- YOUR GOAL:
Search the data for the word "ROBERT". Reproduce every line where it is found.

- AVAILABLE RECORDS:
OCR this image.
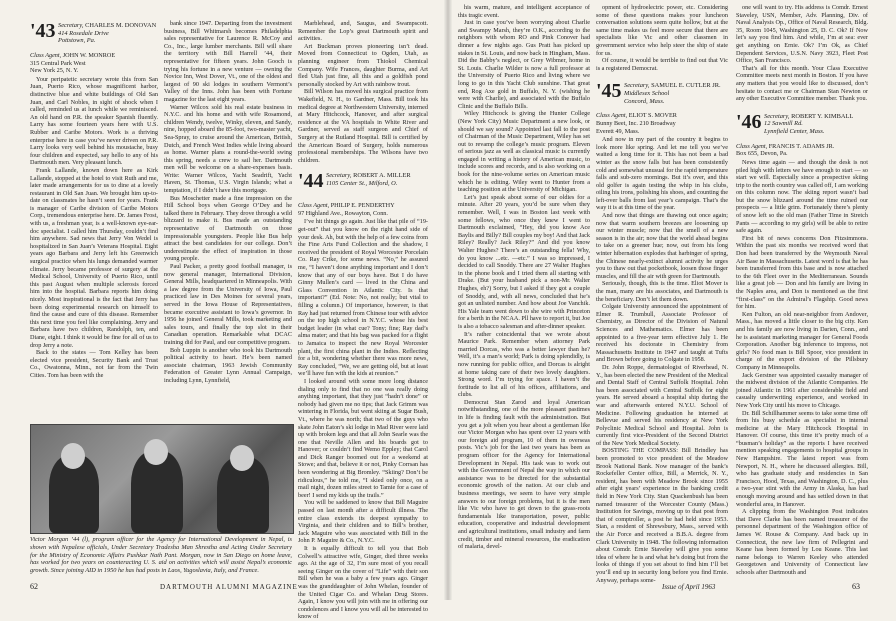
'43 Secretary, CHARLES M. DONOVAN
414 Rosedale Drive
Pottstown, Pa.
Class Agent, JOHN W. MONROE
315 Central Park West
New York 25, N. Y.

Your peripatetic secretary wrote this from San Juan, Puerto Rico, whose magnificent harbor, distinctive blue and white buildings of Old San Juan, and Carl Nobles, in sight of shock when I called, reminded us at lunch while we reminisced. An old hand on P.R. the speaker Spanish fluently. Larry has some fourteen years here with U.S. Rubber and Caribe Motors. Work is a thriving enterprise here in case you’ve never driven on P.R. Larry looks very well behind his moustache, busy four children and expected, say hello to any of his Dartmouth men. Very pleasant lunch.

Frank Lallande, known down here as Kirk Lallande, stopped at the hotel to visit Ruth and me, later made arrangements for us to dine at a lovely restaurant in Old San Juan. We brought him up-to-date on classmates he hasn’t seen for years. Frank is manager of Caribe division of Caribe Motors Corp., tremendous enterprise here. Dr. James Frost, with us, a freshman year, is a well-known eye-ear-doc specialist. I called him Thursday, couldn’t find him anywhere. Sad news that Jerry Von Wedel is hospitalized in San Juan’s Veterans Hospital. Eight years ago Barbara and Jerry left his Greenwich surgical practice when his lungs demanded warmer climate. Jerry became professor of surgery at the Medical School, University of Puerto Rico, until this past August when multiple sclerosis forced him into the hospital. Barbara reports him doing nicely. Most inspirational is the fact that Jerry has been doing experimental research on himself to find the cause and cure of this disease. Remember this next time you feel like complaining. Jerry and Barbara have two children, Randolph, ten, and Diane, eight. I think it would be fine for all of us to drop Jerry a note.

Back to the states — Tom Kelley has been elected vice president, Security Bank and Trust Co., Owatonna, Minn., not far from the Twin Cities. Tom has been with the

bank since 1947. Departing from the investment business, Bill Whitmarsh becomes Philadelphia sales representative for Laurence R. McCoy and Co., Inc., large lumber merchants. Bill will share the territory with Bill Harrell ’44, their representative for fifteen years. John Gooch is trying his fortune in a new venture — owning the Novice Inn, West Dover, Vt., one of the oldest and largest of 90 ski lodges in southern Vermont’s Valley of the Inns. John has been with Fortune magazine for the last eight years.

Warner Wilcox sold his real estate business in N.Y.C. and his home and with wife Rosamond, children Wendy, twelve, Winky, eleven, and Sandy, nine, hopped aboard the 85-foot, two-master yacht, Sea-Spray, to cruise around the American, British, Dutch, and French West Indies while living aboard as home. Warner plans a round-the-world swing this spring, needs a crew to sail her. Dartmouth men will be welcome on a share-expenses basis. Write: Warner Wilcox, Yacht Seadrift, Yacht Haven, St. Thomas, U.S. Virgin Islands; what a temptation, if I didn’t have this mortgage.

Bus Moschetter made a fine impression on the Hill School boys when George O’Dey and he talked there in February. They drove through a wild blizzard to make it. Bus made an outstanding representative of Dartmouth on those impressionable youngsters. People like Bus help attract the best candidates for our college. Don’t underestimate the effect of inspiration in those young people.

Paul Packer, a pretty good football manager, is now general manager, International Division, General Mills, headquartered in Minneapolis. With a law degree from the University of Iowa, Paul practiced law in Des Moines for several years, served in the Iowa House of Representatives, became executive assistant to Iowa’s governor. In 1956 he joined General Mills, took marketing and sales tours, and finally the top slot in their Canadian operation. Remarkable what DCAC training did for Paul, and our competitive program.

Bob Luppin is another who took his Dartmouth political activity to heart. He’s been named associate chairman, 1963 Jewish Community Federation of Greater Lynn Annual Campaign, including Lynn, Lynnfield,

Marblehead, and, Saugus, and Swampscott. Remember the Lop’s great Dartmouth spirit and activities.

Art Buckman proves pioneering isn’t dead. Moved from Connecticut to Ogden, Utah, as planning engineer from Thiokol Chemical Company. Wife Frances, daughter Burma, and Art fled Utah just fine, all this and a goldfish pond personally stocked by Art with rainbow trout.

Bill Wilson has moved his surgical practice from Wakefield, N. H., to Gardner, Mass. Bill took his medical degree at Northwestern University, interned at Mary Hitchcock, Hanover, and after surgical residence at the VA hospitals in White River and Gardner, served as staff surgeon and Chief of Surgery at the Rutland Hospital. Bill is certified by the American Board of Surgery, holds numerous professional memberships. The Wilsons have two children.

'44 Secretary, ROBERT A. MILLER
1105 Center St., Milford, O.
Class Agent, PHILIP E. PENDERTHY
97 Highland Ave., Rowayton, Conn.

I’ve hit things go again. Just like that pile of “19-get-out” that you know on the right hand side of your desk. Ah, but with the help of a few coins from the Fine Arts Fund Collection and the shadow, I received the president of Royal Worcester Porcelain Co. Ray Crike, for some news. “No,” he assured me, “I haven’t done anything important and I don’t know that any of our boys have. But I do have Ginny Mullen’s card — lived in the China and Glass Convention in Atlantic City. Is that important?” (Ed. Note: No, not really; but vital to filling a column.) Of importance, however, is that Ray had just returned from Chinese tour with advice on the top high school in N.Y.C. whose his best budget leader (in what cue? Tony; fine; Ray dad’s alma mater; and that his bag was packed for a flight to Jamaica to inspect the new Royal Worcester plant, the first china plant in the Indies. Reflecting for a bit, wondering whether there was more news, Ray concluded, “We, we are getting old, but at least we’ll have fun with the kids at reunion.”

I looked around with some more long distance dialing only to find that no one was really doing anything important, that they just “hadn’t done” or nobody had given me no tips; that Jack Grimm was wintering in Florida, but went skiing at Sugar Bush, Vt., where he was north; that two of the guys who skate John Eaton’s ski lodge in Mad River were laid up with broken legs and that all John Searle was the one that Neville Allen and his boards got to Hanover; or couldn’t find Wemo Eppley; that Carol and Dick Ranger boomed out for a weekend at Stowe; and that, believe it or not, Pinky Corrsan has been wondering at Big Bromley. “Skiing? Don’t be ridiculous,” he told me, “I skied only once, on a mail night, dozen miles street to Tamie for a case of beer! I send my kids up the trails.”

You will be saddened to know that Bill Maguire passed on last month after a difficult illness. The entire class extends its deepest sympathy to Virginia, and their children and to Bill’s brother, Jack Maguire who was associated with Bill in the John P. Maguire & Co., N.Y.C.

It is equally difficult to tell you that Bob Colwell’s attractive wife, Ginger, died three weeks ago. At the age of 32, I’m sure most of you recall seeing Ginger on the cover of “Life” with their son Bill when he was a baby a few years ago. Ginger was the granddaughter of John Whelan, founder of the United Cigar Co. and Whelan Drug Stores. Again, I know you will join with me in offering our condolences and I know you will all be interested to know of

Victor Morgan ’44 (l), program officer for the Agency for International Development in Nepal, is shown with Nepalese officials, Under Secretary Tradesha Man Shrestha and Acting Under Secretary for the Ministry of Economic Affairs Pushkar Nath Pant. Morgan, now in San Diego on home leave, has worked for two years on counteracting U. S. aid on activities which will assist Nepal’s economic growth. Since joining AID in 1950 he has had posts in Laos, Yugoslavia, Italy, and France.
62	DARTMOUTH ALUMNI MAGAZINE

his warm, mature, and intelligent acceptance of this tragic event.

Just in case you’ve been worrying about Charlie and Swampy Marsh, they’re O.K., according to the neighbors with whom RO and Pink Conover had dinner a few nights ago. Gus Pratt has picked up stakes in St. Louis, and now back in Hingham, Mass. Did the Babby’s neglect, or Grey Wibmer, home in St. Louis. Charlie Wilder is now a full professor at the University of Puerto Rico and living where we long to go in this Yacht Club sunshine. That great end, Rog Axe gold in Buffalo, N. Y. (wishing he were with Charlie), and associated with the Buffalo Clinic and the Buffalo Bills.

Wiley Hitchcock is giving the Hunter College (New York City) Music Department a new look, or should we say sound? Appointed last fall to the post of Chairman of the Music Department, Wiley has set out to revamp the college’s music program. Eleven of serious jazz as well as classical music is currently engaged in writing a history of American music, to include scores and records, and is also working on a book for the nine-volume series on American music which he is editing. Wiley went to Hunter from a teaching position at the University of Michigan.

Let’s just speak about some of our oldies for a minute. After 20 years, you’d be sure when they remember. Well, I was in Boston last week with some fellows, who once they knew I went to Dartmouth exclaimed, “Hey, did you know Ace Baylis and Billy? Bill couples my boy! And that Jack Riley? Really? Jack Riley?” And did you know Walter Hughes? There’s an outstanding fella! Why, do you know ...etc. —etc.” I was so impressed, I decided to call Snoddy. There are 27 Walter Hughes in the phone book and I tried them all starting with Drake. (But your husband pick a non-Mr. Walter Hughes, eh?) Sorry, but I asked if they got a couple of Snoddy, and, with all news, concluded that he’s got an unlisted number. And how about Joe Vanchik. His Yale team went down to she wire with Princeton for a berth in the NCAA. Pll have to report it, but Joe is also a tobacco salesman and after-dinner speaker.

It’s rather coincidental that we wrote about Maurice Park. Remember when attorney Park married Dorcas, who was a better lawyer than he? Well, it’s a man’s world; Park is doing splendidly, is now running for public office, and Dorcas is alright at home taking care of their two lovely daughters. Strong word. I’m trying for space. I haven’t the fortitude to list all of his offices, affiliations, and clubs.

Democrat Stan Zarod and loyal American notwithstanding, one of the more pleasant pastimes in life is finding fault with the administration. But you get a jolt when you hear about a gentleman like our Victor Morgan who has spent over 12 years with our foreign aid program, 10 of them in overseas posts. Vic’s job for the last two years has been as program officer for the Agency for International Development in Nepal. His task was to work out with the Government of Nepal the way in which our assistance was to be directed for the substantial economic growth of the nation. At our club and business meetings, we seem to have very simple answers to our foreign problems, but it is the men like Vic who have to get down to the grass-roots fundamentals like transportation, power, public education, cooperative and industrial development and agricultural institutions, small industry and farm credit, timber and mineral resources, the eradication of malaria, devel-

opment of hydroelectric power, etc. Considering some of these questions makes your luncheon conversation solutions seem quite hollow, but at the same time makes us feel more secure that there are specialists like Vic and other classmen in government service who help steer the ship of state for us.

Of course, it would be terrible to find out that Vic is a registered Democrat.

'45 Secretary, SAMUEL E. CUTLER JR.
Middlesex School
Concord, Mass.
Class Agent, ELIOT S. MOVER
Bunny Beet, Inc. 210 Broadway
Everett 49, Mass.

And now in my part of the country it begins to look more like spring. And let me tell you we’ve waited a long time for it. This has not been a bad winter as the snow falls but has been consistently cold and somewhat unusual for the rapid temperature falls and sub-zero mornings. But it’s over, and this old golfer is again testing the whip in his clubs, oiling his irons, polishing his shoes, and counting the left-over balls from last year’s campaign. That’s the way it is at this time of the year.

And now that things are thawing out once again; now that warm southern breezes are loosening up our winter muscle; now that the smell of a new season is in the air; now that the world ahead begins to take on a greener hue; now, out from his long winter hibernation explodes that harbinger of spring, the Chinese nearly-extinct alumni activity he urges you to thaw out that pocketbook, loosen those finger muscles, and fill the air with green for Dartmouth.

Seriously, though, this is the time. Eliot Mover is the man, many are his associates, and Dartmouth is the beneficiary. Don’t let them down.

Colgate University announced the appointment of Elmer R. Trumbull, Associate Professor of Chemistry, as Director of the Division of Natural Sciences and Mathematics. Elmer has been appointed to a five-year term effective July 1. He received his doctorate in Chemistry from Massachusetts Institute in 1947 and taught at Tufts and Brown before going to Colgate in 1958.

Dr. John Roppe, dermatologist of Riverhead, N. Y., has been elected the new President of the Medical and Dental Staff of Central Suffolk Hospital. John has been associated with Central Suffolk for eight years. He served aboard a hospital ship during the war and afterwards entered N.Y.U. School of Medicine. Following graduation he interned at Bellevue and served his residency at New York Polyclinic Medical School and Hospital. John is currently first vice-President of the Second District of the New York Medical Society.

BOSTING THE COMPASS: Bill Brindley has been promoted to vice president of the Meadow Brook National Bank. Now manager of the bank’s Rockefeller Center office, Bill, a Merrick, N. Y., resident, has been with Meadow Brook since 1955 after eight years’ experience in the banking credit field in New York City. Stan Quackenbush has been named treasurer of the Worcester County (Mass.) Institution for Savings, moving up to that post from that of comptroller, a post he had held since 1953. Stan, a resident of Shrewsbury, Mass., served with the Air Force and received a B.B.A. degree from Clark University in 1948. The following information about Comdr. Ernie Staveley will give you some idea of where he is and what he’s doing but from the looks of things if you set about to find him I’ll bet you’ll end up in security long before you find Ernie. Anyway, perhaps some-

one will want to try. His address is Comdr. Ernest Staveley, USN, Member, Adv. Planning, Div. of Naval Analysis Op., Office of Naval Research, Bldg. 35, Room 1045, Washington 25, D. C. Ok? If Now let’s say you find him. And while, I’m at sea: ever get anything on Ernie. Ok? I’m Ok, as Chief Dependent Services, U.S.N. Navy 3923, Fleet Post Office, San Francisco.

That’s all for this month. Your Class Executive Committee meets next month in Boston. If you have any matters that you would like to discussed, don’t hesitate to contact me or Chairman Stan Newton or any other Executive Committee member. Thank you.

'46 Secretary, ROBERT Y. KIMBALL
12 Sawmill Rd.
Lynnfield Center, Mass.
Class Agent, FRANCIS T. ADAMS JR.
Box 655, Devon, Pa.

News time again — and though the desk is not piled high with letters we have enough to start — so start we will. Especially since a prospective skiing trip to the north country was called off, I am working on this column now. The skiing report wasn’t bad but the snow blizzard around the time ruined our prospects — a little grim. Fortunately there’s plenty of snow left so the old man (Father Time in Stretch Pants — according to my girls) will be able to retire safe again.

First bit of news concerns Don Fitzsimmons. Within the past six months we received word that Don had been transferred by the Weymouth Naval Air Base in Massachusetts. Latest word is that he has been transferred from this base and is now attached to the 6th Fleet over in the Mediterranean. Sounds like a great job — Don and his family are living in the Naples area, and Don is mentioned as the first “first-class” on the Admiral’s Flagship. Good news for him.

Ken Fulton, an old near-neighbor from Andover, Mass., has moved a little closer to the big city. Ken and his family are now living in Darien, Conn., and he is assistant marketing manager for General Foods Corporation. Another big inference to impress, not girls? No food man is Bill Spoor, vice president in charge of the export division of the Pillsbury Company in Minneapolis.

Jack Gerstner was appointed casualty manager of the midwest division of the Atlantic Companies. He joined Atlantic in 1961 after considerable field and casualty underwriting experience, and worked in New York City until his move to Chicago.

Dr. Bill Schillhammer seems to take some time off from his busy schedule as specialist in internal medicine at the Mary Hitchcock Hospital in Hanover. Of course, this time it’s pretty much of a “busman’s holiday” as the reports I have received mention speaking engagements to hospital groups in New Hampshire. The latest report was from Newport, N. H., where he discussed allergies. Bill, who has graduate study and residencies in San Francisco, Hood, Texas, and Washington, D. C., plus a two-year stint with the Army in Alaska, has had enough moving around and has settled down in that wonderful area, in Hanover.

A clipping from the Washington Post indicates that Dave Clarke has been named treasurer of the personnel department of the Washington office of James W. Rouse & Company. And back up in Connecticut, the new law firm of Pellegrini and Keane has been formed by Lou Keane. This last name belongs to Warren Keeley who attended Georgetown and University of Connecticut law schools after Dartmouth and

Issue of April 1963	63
...
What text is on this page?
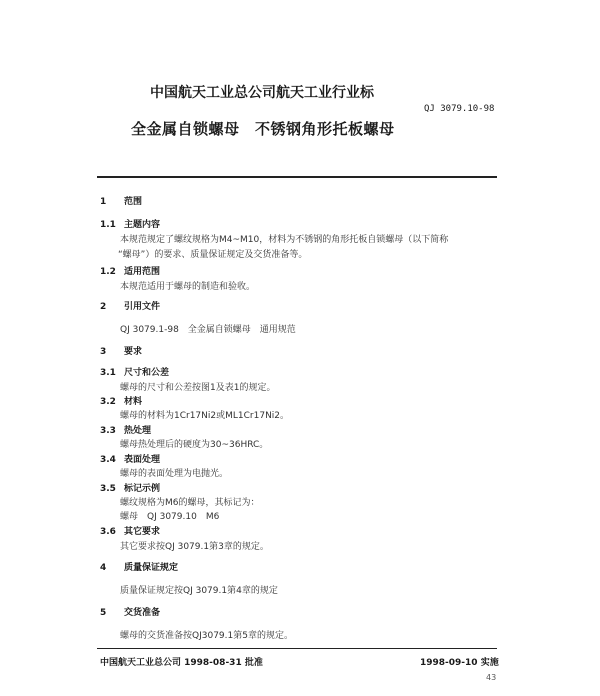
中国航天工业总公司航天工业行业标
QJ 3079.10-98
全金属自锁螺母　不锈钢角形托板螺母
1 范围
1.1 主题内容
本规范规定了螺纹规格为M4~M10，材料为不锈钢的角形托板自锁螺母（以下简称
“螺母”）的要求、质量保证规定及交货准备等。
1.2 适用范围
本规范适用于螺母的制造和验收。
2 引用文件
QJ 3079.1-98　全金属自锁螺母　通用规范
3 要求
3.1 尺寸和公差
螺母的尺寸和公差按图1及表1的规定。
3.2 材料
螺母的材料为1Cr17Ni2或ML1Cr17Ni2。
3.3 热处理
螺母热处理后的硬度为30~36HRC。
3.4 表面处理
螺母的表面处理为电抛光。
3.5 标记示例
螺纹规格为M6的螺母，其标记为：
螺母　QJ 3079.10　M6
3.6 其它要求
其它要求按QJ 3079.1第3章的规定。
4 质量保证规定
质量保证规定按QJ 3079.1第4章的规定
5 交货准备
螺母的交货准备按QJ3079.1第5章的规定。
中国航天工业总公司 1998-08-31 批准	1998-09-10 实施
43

- SOLUTION FOR THIS EXERCISE:
'44 Secretary, ROBERT A. MILLER
'46 Secretary, ROBERT Y. KIMBALL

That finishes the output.